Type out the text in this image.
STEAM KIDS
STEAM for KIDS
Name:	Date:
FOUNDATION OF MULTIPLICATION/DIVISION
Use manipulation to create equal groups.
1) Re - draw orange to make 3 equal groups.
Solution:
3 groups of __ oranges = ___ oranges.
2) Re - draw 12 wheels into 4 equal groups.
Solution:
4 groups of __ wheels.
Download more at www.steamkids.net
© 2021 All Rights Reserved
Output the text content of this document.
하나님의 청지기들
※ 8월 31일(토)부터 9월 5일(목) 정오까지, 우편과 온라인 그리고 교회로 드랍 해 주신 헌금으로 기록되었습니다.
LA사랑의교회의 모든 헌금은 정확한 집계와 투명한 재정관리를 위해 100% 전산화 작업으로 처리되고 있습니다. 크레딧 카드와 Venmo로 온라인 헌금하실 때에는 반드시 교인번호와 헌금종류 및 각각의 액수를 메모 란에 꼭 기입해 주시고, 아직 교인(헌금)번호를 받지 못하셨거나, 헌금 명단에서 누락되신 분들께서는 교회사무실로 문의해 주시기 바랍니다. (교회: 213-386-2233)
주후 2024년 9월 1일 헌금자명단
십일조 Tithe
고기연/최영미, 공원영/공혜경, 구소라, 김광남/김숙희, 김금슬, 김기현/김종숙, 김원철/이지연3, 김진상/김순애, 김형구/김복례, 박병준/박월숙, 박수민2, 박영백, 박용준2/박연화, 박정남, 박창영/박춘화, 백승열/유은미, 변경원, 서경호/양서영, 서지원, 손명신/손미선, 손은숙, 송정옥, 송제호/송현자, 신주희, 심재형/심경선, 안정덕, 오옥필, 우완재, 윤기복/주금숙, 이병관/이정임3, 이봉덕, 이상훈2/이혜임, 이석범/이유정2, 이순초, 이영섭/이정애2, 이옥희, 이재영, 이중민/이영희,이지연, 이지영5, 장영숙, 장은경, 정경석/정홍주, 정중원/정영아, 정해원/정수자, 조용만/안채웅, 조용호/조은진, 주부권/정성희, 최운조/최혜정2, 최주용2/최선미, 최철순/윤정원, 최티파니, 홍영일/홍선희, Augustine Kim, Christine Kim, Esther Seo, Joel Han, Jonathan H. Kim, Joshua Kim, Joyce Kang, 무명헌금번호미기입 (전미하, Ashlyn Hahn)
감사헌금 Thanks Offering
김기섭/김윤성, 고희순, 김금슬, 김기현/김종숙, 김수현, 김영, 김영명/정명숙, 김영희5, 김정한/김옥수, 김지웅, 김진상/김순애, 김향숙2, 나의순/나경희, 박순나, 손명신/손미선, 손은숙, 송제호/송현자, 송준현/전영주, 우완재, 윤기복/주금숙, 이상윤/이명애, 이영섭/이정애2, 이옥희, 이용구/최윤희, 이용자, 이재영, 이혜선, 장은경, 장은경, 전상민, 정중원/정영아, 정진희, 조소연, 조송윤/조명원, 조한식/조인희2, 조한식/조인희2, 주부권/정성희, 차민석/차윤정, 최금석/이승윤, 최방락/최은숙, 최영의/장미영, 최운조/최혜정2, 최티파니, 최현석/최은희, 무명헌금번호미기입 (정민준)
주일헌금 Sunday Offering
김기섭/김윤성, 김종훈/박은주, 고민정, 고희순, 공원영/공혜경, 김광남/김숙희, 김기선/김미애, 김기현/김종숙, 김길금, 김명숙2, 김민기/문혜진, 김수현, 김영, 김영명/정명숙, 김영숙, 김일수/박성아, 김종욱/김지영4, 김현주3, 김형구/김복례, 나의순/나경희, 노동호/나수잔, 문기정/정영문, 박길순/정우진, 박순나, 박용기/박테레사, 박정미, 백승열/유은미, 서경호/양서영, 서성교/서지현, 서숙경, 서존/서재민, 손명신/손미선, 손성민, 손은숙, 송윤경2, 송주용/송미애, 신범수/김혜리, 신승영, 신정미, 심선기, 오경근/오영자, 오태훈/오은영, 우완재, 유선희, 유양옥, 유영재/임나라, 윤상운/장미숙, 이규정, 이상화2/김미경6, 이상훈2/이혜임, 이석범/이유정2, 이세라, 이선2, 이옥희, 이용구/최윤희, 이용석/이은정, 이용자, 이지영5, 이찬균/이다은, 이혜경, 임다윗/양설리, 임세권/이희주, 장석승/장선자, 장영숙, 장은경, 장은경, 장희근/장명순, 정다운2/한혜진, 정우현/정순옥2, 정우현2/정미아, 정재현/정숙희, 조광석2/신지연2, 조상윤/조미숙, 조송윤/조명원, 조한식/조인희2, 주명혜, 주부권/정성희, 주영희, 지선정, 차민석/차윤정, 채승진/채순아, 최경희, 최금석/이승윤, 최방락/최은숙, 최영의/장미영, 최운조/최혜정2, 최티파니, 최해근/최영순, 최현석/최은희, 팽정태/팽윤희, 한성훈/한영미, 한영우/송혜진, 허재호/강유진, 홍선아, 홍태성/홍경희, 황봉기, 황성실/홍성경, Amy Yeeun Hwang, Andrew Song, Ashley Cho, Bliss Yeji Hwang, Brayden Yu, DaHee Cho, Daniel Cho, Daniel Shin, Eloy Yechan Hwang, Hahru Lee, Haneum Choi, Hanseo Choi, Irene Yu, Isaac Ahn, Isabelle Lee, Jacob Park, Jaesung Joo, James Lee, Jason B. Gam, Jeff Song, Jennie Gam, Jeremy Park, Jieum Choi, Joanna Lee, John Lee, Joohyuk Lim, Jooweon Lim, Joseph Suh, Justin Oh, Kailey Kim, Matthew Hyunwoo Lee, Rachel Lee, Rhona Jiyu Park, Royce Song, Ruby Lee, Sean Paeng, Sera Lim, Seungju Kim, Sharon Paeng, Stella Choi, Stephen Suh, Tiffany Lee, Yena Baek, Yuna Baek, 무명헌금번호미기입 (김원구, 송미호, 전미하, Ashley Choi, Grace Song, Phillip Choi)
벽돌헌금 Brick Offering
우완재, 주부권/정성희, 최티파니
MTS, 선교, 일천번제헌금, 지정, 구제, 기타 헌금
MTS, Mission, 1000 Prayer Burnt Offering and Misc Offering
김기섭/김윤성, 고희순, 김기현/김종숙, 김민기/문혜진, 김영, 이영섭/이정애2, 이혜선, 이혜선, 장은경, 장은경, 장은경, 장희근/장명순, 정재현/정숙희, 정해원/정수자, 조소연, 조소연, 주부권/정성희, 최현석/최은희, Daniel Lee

> _What the task requires_
Every line in the data above that contains "groups" needs to be copied.

> _Answer to this exercise_
Use manipulation to create equal groups.
1) Re - draw orange to make 3 equal groups.
3 groups of __ oranges = ___ oranges.
2) Re - draw 12 wheels into 4 equal groups.
4 groups of __ wheels.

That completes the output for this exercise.